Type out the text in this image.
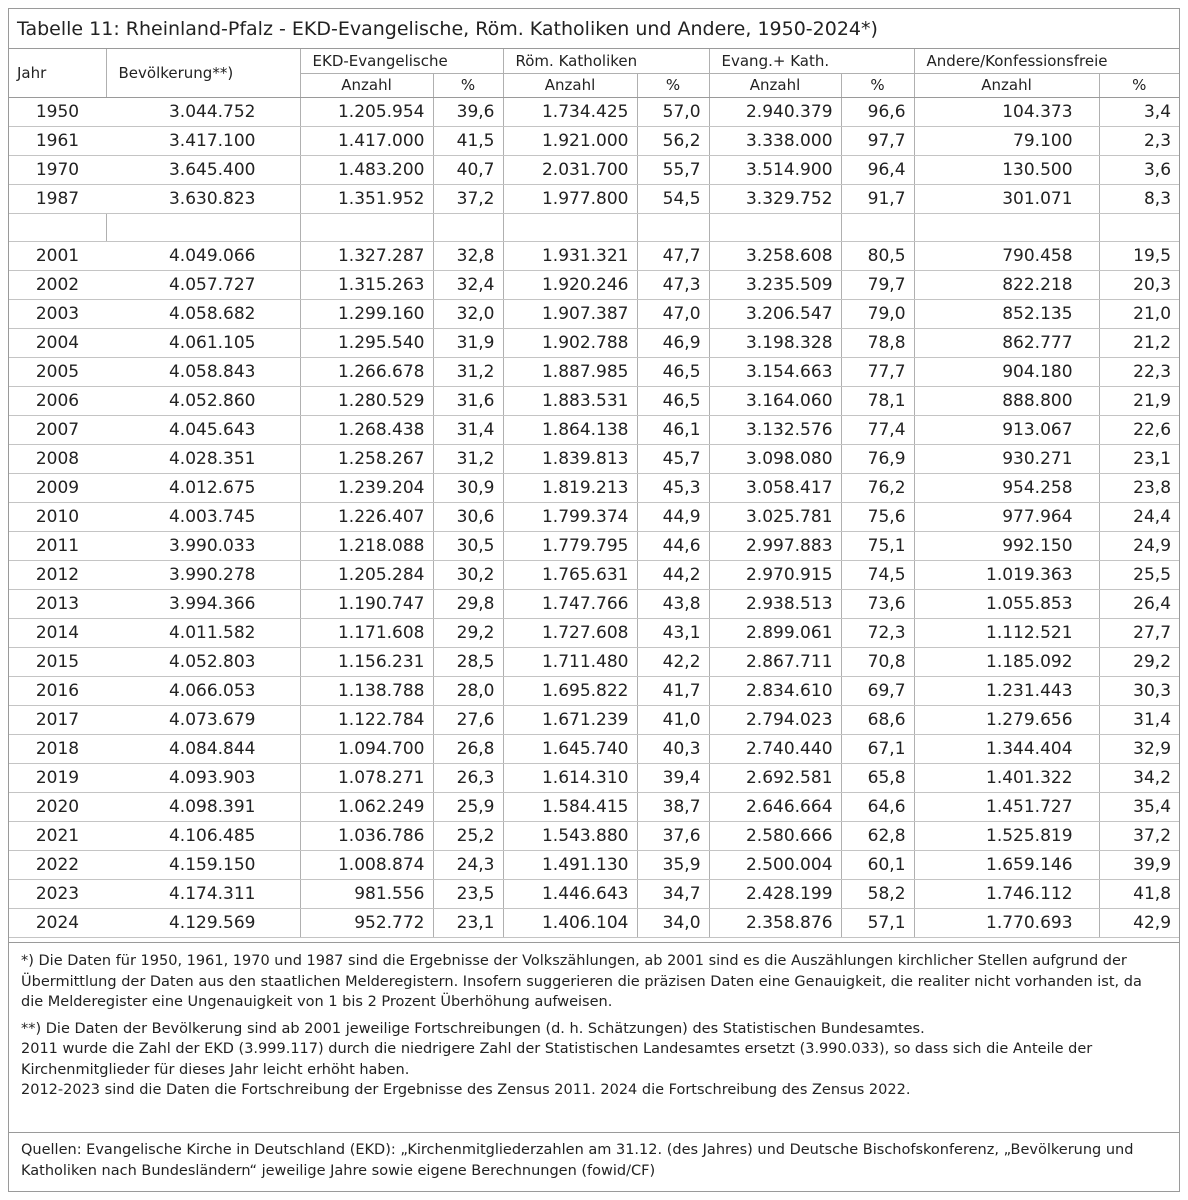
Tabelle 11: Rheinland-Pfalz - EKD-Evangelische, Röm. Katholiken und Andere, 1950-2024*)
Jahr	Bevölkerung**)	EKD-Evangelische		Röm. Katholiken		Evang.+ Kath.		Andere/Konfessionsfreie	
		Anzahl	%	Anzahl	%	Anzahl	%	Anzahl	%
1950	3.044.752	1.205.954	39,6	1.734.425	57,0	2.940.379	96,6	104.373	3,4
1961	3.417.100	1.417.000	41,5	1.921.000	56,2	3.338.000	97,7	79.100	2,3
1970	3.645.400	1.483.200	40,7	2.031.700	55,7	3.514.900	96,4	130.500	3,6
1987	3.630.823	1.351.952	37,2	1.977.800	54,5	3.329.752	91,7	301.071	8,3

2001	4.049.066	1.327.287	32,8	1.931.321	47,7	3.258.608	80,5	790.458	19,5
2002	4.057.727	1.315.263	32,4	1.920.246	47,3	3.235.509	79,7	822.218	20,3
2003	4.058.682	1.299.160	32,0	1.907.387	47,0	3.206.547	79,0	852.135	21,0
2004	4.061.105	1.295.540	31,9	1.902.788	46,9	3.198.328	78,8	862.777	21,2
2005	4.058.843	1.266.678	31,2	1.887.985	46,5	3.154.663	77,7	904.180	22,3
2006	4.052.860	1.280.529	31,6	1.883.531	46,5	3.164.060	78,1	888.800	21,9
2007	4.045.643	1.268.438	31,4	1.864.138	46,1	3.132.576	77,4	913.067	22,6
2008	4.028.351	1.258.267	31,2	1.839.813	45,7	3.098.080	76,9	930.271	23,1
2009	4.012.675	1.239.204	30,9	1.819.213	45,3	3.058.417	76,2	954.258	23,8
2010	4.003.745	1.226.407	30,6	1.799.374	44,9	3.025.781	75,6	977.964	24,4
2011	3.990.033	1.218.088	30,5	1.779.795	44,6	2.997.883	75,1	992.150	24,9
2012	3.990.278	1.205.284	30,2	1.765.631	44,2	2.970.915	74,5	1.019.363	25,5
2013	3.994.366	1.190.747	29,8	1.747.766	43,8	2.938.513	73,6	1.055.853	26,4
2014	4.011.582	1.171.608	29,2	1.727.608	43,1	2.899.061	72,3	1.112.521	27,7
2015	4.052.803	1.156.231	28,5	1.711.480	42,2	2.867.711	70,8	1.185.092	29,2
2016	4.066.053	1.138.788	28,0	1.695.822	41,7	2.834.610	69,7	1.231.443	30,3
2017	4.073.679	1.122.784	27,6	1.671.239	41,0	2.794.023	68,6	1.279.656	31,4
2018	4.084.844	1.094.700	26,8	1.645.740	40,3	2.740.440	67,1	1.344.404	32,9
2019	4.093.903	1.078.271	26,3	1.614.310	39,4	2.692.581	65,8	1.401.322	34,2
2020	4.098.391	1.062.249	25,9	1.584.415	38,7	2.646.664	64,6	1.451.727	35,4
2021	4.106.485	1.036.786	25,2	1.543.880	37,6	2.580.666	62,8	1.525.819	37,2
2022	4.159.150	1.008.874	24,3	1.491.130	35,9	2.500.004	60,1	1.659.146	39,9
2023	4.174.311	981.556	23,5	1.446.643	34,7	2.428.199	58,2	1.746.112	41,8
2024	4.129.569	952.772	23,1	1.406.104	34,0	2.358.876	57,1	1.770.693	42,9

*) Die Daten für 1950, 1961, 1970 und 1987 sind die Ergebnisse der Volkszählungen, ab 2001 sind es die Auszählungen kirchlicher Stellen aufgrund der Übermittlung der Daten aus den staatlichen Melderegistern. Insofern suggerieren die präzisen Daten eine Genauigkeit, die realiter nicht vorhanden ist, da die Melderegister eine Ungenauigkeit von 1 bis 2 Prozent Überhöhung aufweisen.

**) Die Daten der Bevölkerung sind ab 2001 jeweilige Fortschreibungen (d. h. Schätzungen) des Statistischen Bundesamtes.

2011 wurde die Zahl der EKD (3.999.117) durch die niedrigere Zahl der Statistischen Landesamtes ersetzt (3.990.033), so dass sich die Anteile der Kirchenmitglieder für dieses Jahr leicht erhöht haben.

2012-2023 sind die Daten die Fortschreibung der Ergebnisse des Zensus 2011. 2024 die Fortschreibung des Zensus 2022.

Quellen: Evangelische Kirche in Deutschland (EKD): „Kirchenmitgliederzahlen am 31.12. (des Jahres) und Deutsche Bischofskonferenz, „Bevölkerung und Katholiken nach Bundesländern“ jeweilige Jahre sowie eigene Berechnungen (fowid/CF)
+ + + +
**STATED PROBLEM**: Your answer should be a single number: the count of lines that contain "Andere".

**WORKED SOLUTION**: 2